AIM OF THE EXERCISE: Tally the lines holding the string "these" and reply with that number alone.

DATASET EXCERPTS:
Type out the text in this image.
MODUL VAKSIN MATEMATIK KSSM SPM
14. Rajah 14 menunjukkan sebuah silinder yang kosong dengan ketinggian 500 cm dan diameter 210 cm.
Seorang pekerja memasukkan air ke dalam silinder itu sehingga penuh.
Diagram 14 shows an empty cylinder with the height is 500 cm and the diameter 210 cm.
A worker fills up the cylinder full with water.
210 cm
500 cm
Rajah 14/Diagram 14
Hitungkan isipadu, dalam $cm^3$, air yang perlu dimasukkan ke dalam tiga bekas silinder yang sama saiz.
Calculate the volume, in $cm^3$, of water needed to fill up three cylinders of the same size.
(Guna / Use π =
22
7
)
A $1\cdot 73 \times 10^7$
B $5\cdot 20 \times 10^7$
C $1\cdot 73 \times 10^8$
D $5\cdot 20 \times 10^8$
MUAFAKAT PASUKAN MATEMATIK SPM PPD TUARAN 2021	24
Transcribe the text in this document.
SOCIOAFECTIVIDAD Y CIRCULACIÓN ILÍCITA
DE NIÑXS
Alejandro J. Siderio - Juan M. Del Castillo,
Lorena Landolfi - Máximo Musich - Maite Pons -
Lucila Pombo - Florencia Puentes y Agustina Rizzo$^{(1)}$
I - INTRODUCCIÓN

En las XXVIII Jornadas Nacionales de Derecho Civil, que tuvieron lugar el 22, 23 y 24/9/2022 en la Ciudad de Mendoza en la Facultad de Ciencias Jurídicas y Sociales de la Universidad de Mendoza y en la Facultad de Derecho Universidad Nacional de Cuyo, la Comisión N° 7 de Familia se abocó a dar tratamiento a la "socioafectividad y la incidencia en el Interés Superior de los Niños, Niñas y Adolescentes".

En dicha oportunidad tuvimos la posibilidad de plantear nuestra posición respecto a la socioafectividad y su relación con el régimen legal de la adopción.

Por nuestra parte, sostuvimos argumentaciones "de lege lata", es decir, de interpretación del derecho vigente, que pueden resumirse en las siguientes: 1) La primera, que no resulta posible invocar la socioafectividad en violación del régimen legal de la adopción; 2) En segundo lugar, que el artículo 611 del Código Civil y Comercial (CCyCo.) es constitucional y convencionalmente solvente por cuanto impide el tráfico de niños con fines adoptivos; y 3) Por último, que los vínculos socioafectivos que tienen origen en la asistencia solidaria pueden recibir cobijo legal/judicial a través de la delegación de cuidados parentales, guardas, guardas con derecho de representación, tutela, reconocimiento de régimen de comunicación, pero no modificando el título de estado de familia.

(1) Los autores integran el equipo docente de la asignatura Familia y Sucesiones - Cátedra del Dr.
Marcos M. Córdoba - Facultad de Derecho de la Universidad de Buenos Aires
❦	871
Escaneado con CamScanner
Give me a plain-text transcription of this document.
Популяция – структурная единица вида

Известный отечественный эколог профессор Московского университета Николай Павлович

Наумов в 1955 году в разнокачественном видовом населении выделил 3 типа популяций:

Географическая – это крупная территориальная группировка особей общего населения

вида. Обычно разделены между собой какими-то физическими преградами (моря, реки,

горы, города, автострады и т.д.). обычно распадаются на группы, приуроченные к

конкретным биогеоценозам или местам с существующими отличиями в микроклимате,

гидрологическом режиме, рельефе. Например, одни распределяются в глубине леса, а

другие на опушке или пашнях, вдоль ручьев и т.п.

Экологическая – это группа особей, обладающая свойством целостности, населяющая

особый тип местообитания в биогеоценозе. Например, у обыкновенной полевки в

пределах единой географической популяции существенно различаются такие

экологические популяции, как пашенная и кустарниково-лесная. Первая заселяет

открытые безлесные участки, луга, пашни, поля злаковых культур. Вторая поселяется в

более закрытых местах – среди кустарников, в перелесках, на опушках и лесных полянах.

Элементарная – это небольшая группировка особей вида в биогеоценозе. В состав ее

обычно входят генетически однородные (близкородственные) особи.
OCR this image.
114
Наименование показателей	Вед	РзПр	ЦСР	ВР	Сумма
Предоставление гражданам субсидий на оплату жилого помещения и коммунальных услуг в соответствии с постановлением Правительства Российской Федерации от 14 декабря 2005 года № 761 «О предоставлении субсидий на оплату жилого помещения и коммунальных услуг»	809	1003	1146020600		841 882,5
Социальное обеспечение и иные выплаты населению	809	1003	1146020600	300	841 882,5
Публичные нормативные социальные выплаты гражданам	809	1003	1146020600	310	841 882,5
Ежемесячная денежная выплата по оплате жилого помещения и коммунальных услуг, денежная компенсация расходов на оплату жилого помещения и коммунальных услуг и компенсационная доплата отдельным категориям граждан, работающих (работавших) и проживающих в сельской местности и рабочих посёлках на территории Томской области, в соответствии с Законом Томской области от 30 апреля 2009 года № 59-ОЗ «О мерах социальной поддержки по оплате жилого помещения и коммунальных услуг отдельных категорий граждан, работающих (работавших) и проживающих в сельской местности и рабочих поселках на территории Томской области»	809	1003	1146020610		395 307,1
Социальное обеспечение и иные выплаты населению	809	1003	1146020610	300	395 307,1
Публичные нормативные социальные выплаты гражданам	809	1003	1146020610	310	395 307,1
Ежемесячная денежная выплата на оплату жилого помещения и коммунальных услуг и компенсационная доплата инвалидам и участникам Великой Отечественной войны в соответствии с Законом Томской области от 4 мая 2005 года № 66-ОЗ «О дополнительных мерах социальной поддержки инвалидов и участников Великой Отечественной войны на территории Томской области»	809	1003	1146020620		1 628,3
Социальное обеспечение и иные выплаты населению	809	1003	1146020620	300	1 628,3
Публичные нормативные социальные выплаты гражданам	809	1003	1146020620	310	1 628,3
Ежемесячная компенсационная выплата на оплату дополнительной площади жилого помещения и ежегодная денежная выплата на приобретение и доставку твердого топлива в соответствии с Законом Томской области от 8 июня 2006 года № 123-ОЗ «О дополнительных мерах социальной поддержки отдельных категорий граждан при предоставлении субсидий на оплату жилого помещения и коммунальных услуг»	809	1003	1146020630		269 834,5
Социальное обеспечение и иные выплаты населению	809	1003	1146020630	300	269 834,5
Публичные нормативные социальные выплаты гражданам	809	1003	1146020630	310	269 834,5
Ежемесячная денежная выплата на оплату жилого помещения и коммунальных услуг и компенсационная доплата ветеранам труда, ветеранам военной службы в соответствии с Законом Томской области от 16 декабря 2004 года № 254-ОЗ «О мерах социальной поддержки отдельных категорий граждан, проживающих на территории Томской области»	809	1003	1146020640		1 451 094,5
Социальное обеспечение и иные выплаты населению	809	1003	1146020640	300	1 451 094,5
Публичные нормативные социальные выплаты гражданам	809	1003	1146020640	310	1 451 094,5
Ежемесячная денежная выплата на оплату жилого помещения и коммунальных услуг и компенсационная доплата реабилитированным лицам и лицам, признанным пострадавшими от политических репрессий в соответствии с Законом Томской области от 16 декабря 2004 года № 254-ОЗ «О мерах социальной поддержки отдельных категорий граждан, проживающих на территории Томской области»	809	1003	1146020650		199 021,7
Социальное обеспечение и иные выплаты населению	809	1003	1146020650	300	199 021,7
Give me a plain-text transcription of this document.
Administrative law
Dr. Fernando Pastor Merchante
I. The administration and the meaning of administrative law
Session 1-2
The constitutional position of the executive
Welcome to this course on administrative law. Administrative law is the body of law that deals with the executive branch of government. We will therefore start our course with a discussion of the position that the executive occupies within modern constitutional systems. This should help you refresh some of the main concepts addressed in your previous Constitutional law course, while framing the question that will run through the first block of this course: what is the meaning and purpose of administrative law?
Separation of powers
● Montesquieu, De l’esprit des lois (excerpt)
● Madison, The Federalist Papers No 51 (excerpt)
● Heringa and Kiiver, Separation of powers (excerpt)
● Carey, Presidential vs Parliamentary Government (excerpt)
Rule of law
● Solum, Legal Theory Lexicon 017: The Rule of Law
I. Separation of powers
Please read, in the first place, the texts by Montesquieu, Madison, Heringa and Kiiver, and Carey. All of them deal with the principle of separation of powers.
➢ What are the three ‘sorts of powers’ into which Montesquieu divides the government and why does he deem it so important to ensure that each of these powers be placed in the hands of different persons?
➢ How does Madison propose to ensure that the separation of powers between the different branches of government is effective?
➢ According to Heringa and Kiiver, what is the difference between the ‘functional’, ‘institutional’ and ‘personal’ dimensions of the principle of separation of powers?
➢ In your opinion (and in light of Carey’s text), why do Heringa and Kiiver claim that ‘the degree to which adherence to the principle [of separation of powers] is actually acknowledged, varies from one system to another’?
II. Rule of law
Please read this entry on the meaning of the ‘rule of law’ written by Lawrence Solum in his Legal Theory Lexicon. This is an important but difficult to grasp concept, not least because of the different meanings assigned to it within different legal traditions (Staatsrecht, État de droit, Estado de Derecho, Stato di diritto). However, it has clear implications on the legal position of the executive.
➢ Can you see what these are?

RESULT BELOW: 2